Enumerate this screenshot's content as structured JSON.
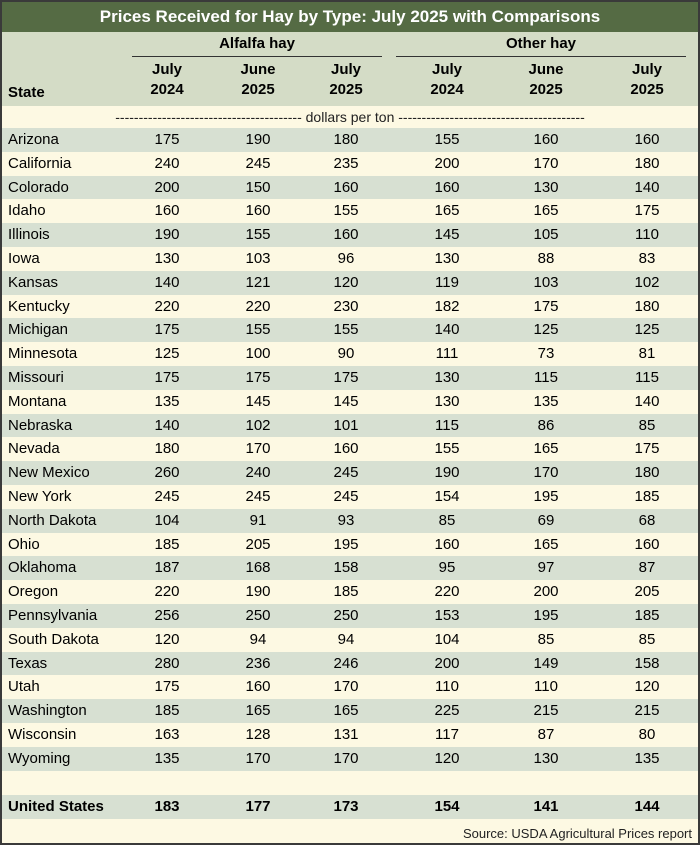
{
  "chart_data": {
    "type": "table",
    "title": "Prices Received for Hay by Type: July 2025 with Comparisons",
    "groups": [
      "Alfalfa hay",
      "Other hay"
    ],
    "state_header": "State",
    "columns": [
      {
        "line1": "July",
        "line2": "2024"
      },
      {
        "line1": "June",
        "line2": "2025"
      },
      {
        "line1": "July",
        "line2": "2025"
      },
      {
        "line1": "July",
        "line2": "2024"
      },
      {
        "line1": "June",
        "line2": "2025"
      },
      {
        "line1": "July",
        "line2": "2025"
      }
    ],
    "units_label": "---------------------------------------- dollars per ton ----------------------------------------",
    "rows": [
      {
        "state": "Arizona",
        "values": [
          175,
          190,
          180,
          155,
          160,
          160
        ]
      },
      {
        "state": "California",
        "values": [
          240,
          245,
          235,
          200,
          170,
          180
        ]
      },
      {
        "state": "Colorado",
        "values": [
          200,
          150,
          160,
          160,
          130,
          140
        ]
      },
      {
        "state": "Idaho",
        "values": [
          160,
          160,
          155,
          165,
          165,
          175
        ]
      },
      {
        "state": "Illinois",
        "values": [
          190,
          155,
          160,
          145,
          105,
          110
        ]
      },
      {
        "state": "Iowa",
        "values": [
          130,
          103,
          96,
          130,
          88,
          83
        ]
      },
      {
        "state": "Kansas",
        "values": [
          140,
          121,
          120,
          119,
          103,
          102
        ]
      },
      {
        "state": "Kentucky",
        "values": [
          220,
          220,
          230,
          182,
          175,
          180
        ]
      },
      {
        "state": "Michigan",
        "values": [
          175,
          155,
          155,
          140,
          125,
          125
        ]
      },
      {
        "state": "Minnesota",
        "values": [
          125,
          100,
          90,
          111,
          73,
          81
        ]
      },
      {
        "state": "Missouri",
        "values": [
          175,
          175,
          175,
          130,
          115,
          115
        ]
      },
      {
        "state": "Montana",
        "values": [
          135,
          145,
          145,
          130,
          135,
          140
        ]
      },
      {
        "state": "Nebraska",
        "values": [
          140,
          102,
          101,
          115,
          86,
          85
        ]
      },
      {
        "state": "Nevada",
        "values": [
          180,
          170,
          160,
          155,
          165,
          175
        ]
      },
      {
        "state": "New Mexico",
        "values": [
          260,
          240,
          245,
          190,
          170,
          180
        ]
      },
      {
        "state": "New York",
        "values": [
          245,
          245,
          245,
          154,
          195,
          185
        ]
      },
      {
        "state": "North Dakota",
        "values": [
          104,
          91,
          93,
          85,
          69,
          68
        ]
      },
      {
        "state": "Ohio",
        "values": [
          185,
          205,
          195,
          160,
          165,
          160
        ]
      },
      {
        "state": "Oklahoma",
        "values": [
          187,
          168,
          158,
          95,
          97,
          87
        ]
      },
      {
        "state": "Oregon",
        "values": [
          220,
          190,
          185,
          220,
          200,
          205
        ]
      },
      {
        "state": "Pennsylvania",
        "values": [
          256,
          250,
          250,
          153,
          195,
          185
        ]
      },
      {
        "state": "South Dakota",
        "values": [
          120,
          94,
          94,
          104,
          85,
          85
        ]
      },
      {
        "state": "Texas",
        "values": [
          280,
          236,
          246,
          200,
          149,
          158
        ]
      },
      {
        "state": "Utah",
        "values": [
          175,
          160,
          170,
          110,
          110,
          120
        ]
      },
      {
        "state": "Washington",
        "values": [
          185,
          165,
          165,
          225,
          215,
          215
        ]
      },
      {
        "state": "Wisconsin",
        "values": [
          163,
          128,
          131,
          117,
          87,
          80
        ]
      },
      {
        "state": "Wyoming",
        "values": [
          135,
          170,
          170,
          120,
          130,
          135
        ]
      }
    ],
    "total": {
      "state": "United States",
      "values": [
        183,
        177,
        173,
        154,
        141,
        144
      ]
    },
    "source": "Source: USDA Agricultural Prices report",
    "colors": {
      "title_bg": "#556b44",
      "header_bg": "#d4dcc6",
      "shade_row": "#d7e0d2",
      "plain_row": "#fdf9e3"
    }
  }
}
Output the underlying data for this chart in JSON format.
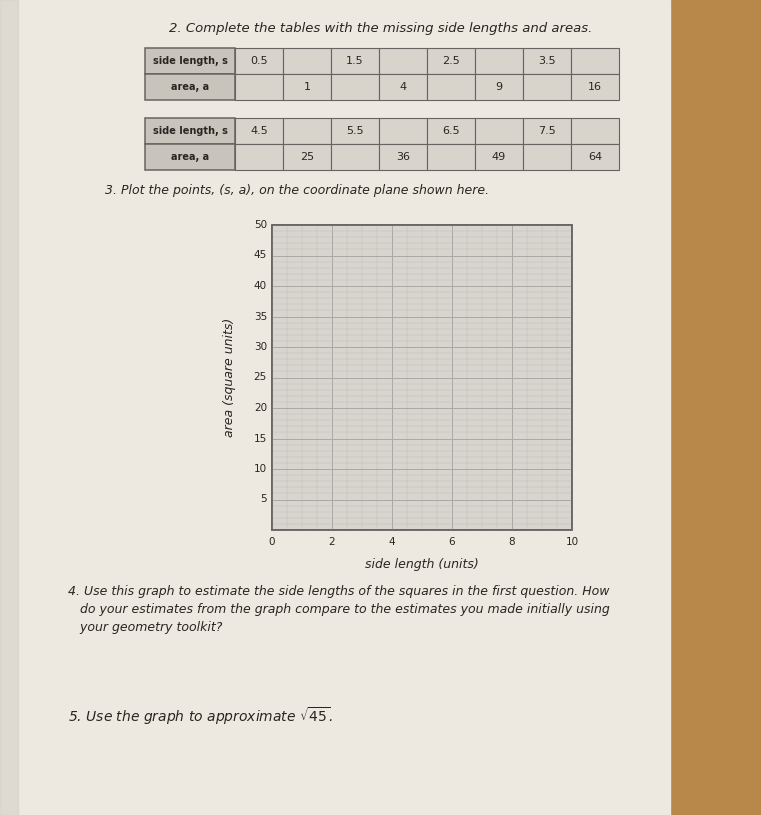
{
  "title": "2. Complete the tables with the missing side lengths and areas.",
  "table1": {
    "row1_label": "side length, s",
    "row2_label": "area, a",
    "row1_values": [
      "0.5",
      "",
      "1.5",
      "",
      "2.5",
      "",
      "3.5",
      ""
    ],
    "row2_values": [
      "",
      "1",
      "",
      "4",
      "",
      "9",
      "",
      "16"
    ]
  },
  "table2": {
    "row1_label": "side length, s",
    "row2_label": "area, a",
    "row1_values": [
      "4.5",
      "",
      "5.5",
      "",
      "6.5",
      "",
      "7.5",
      ""
    ],
    "row2_values": [
      "",
      "25",
      "",
      "36",
      "",
      "49",
      "",
      "64"
    ]
  },
  "plot_title": "3. Plot the points, (s, a), on the coordinate plane shown here.",
  "xlabel": "side length (units)",
  "ylabel": "area (square units)",
  "xmin": 0,
  "xmax": 10,
  "ymin": 0,
  "ymax": 50,
  "yticks": [
    5,
    10,
    15,
    20,
    25,
    30,
    35,
    40,
    45,
    50
  ],
  "xticks": [
    0,
    2,
    4,
    6,
    8,
    10
  ],
  "question4_line1": "4. Use this graph to estimate the side lengths of the squares in the first question. How",
  "question4_line2": "   do your estimates from the graph compare to the estimates you made initially using",
  "question4_line3": "   your geometry toolkit?",
  "question5": "5. Use the graph to approximate ",
  "paper_color": "#ede9e1",
  "wood_color": "#b8874a",
  "table_label_bg": "#c8c4bc",
  "table_cell_bg": "#d8d4cc",
  "graph_bg": "#d8d4ce",
  "grid_minor_color": "#c0bcb8",
  "grid_major_color": "#aaa8a4",
  "text_color": "#2a2520",
  "border_color": "#666460"
}
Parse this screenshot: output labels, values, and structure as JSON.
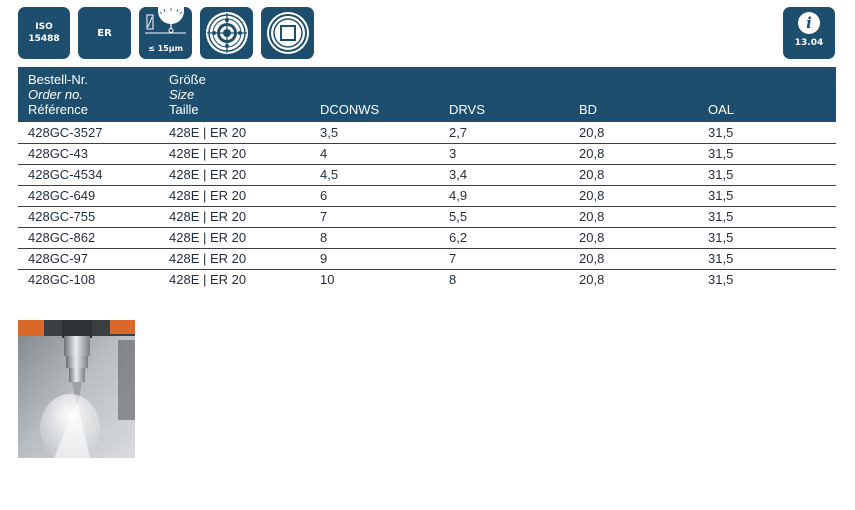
{
  "badges": {
    "iso": {
      "line1": "ISO",
      "line2": "15488"
    },
    "er": "ER",
    "runout": "≤ 15µm"
  },
  "info": {
    "code": "13.04",
    "icon": "info-icon"
  },
  "table": {
    "headers": [
      {
        "de": "Bestell-Nr.",
        "en": "Order no.",
        "fr": "Référence"
      },
      {
        "de": "Größe",
        "en": "Size",
        "fr": "Taille"
      },
      {
        "label": "DCONWS"
      },
      {
        "label": "DRVS"
      },
      {
        "label": "BD"
      },
      {
        "label": "OAL"
      }
    ],
    "rows": [
      [
        "428GC-3527",
        "428E | ER 20",
        "3,5",
        "2,7",
        "20,8",
        "31,5"
      ],
      [
        "428GC-43",
        "428E | ER 20",
        "4",
        "3",
        "20,8",
        "31,5"
      ],
      [
        "428GC-4534",
        "428E | ER 20",
        "4,5",
        "3,4",
        "20,8",
        "31,5"
      ],
      [
        "428GC-649",
        "428E | ER 20",
        "6",
        "4,9",
        "20,8",
        "31,5"
      ],
      [
        "428GC-755",
        "428E | ER 20",
        "7",
        "5,5",
        "20,8",
        "31,5"
      ],
      [
        "428GC-862",
        "428E | ER 20",
        "8",
        "6,2",
        "20,8",
        "31,5"
      ],
      [
        "428GC-97",
        "428E | ER 20",
        "9",
        "7",
        "20,8",
        "31,5"
      ],
      [
        "428GC-108",
        "428E | ER 20",
        "10",
        "8",
        "20,8",
        "31,5"
      ]
    ]
  },
  "colors": {
    "brand": "#1d4e6e",
    "row_rule": "#3a3f44"
  }
}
○ ○ ○ ○ ○ ○ ○
* [DO THIS]: Print out the lines exactly, skipping any picture.

* [ANSWER TO THIS EXERCISE]:
Enumerate this screenshot's content as structured JSON.
{
  "chart_data": {
    "type": "table",
    "title": "Prices Received for Hay by Type: July 2025 with Comparisons",
    "groups": [
      "Alfalfa hay",
      "Other hay"
    ],
    "state_header": "State",
    "columns": [
      {
        "line1": "July",
        "line2": "2024"
      },
      {
        "line1": "June",
        "line2": "2025"
      },
      {
        "line1": "July",
        "line2": "2025"
      },
      {
        "line1": "July",
        "line2": "2024"
      },
      {
        "line1": "June",
        "line2": "2025"
      },
      {
        "line1": "July",
        "line2": "2025"
      }
    ],
    "units_label": "---------------------------------------- dollars per ton ----------------------------------------",
    "rows": [
      {
        "state": "Arizona",
        "values": [
          175,
          190,
          180,
          155,
          160,
          160
        ]
      },
      {
        "state": "California",
        "values": [
          240,
          245,
          235,
          200,
          170,
          180
        ]
      },
      {
        "state": "Colorado",
        "values": [
          200,
          150,
          160,
          160,
          130,
          140
        ]
      },
      {
        "state": "Idaho",
        "values": [
          160,
          160,
          155,
          165,
          165,
          175
        ]
      },
      {
        "state": "Illinois",
        "values": [
          190,
          155,
          160,
          145,
          105,
          110
        ]
      },
      {
        "state": "Iowa",
        "values": [
          130,
          103,
          96,
          130,
          88,
          83
        ]
      },
      {
        "state": "Kansas",
        "values": [
          140,
          121,
          120,
          119,
          103,
          102
        ]
      },
      {
        "state": "Kentucky",
        "values": [
          220,
          220,
          230,
          182,
          175,
          180
        ]
      },
      {
        "state": "Michigan",
        "values": [
          175,
          155,
          155,
          140,
          125,
          125
        ]
      },
      {
        "state": "Minnesota",
        "values": [
          125,
          100,
          90,
          111,
          73,
          81
        ]
      },
      {
        "state": "Missouri",
        "values": [
          175,
          175,
          175,
          130,
          115,
          115
        ]
      },
      {
        "state": "Montana",
        "values": [
          135,
          145,
          145,
          130,
          135,
          140
        ]
      },
      {
        "state": "Nebraska",
        "values": [
          140,
          102,
          101,
          115,
          86,
          85
        ]
      },
      {
        "state": "Nevada",
        "values": [
          180,
          170,
          160,
          155,
          165,
          175
        ]
      },
      {
        "state": "New Mexico",
        "values": [
          260,
          240,
          245,
          190,
          170,
          180
        ]
      },
      {
        "state": "New York",
        "values": [
          245,
          245,
          245,
          154,
          195,
          185
        ]
      },
      {
        "state": "North Dakota",
        "values": [
          104,
          91,
          93,
          85,
          69,
          68
        ]
      },
      {
        "state": "Ohio",
        "values": [
          185,
          205,
          195,
          160,
          165,
          160
        ]
      },
      {
        "state": "Oklahoma",
        "values": [
          187,
          168,
          158,
          95,
          97,
          87
        ]
      },
      {
        "state": "Oregon",
        "values": [
          220,
          190,
          185,
          220,
          200,
          205
        ]
      },
      {
        "state": "Pennsylvania",
        "values": [
          256,
          250,
          250,
          153,
          195,
          185
        ]
      },
      {
        "state": "South Dakota",
        "values": [
          120,
          94,
          94,
          104,
          85,
          85
        ]
      },
      {
        "state": "Texas",
        "values": [
          280,
          236,
          246,
          200,
          149,
          158
        ]
      },
      {
        "state": "Utah",
        "values": [
          175,
          160,
          170,
          110,
          110,
          120
        ]
      },
      {
        "state": "Washington",
        "values": [
          185,
          165,
          165,
          225,
          215,
          215
        ]
      },
      {
        "state": "Wisconsin",
        "values": [
          163,
          128,
          131,
          117,
          87,
          80
        ]
      },
      {
        "state": "Wyoming",
        "values": [
          135,
          170,
          170,
          120,
          130,
          135
        ]
      }
    ],
    "total": {
      "state": "United States",
      "values": [
        183,
        177,
        173,
        154,
        141,
        144
      ]
    },
    "source": "Source: USDA Agricultural Prices report",
    "colors": {
      "title_bg": "#556b44",
      "header_bg": "#d4dcc6",
      "shade_row": "#d7e0d2",
      "plain_row": "#fdf9e3"
    }
  }
}
Output the underlying data for this chart in JSON format.
{
  "title": "2. Complete the tables with the missing side lengths and areas.",
  "table1": {
    "row1_label": "side length, s",
    "row2_label": "area, a",
    "row1_values": [
      "0.5",
      "",
      "1.5",
      "",
      "2.5",
      "",
      "3.5",
      ""
    ],
    "row2_values": [
      "",
      "1",
      "",
      "4",
      "",
      "9",
      "",
      "16"
    ]
  },
  "table2": {
    "row1_label": "side length, s",
    "row2_label": "area, a",
    "row1_values": [
      "4.5",
      "",
      "5.5",
      "",
      "6.5",
      "",
      "7.5",
      ""
    ],
    "row2_values": [
      "",
      "25",
      "",
      "36",
      "",
      "49",
      "",
      "64"
    ]
  },
  "plot_title": "3. Plot the points, (s, a), on the coordinate plane shown here.",
  "xlabel": "side length (units)",
  "ylabel": "area (square units)",
  "xmin": 0,
  "xmax": 10,
  "ymin": 0,
  "ymax": 50,
  "yticks": [
    5,
    10,
    15,
    20,
    25,
    30,
    35,
    40,
    45,
    50
  ],
  "xticks": [
    0,
    2,
    4,
    6,
    8,
    10
  ],
  "question4_line1": "4. Use this graph to estimate the side lengths of the squares in the first question. How",
  "question4_line2": "   do your estimates from the graph compare to the estimates you made initially using",
  "question4_line3": "   your geometry toolkit?",
  "question5": "5. Use the graph to approximate ",
  "paper_color": "#ede9e1",
  "wood_color": "#b8874a",
  "table_label_bg": "#c8c4bc",
  "table_cell_bg": "#d8d4cc",
  "graph_bg": "#d8d4ce",
  "grid_minor_color": "#c0bcb8",
  "grid_major_color": "#aaa8a4",
  "text_color": "#2a2520",
  "border_color": "#666460"
}
Parse this screenshot: output labels, values, and structure as JSON.
{
  "badges": {
    "iso": {
      "line1": "ISO",
      "line2": "15488"
    },
    "er": "ER",
    "runout": "≤ 15µm"
  },
  "info": {
    "code": "13.04",
    "icon": "info-icon"
  },
  "table": {
    "headers": [
      {
        "de": "Bestell-Nr.",
        "en": "Order no.",
        "fr": "Référence"
      },
      {
        "de": "Größe",
        "en": "Size",
        "fr": "Taille"
      },
      {
        "label": "DCONWS"
      },
      {
        "label": "DRVS"
      },
      {
        "label": "BD"
      },
      {
        "label": "OAL"
      }
    ],
    "rows": [
      [
        "428GC-3527",
        "428E | ER 20",
        "3,5",
        "2,7",
        "20,8",
        "31,5"
      ],
      [
        "428GC-43",
        "428E | ER 20",
        "4",
        "3",
        "20,8",
        "31,5"
      ],
      [
        "428GC-4534",
        "428E | ER 20",
        "4,5",
        "3,4",
        "20,8",
        "31,5"
      ],
      [
        "428GC-649",
        "428E | ER 20",
        "6",
        "4,9",
        "20,8",
        "31,5"
      ],
      [
        "428GC-755",
        "428E | ER 20",
        "7",
        "5,5",
        "20,8",
        "31,5"
      ],
      [
        "428GC-862",
        "428E | ER 20",
        "8",
        "6,2",
        "20,8",
        "31,5"
      ],
      [
        "428GC-97",
        "428E | ER 20",
        "9",
        "7",
        "20,8",
        "31,5"
      ],
      [
        "428GC-108",
        "428E | ER 20",
        "10",
        "8",
        "20,8",
        "31,5"
      ]
    ]
  },
  "colors": {
    "brand": "#1d4e6e",
    "row_rule": "#3a3f44"
  }
}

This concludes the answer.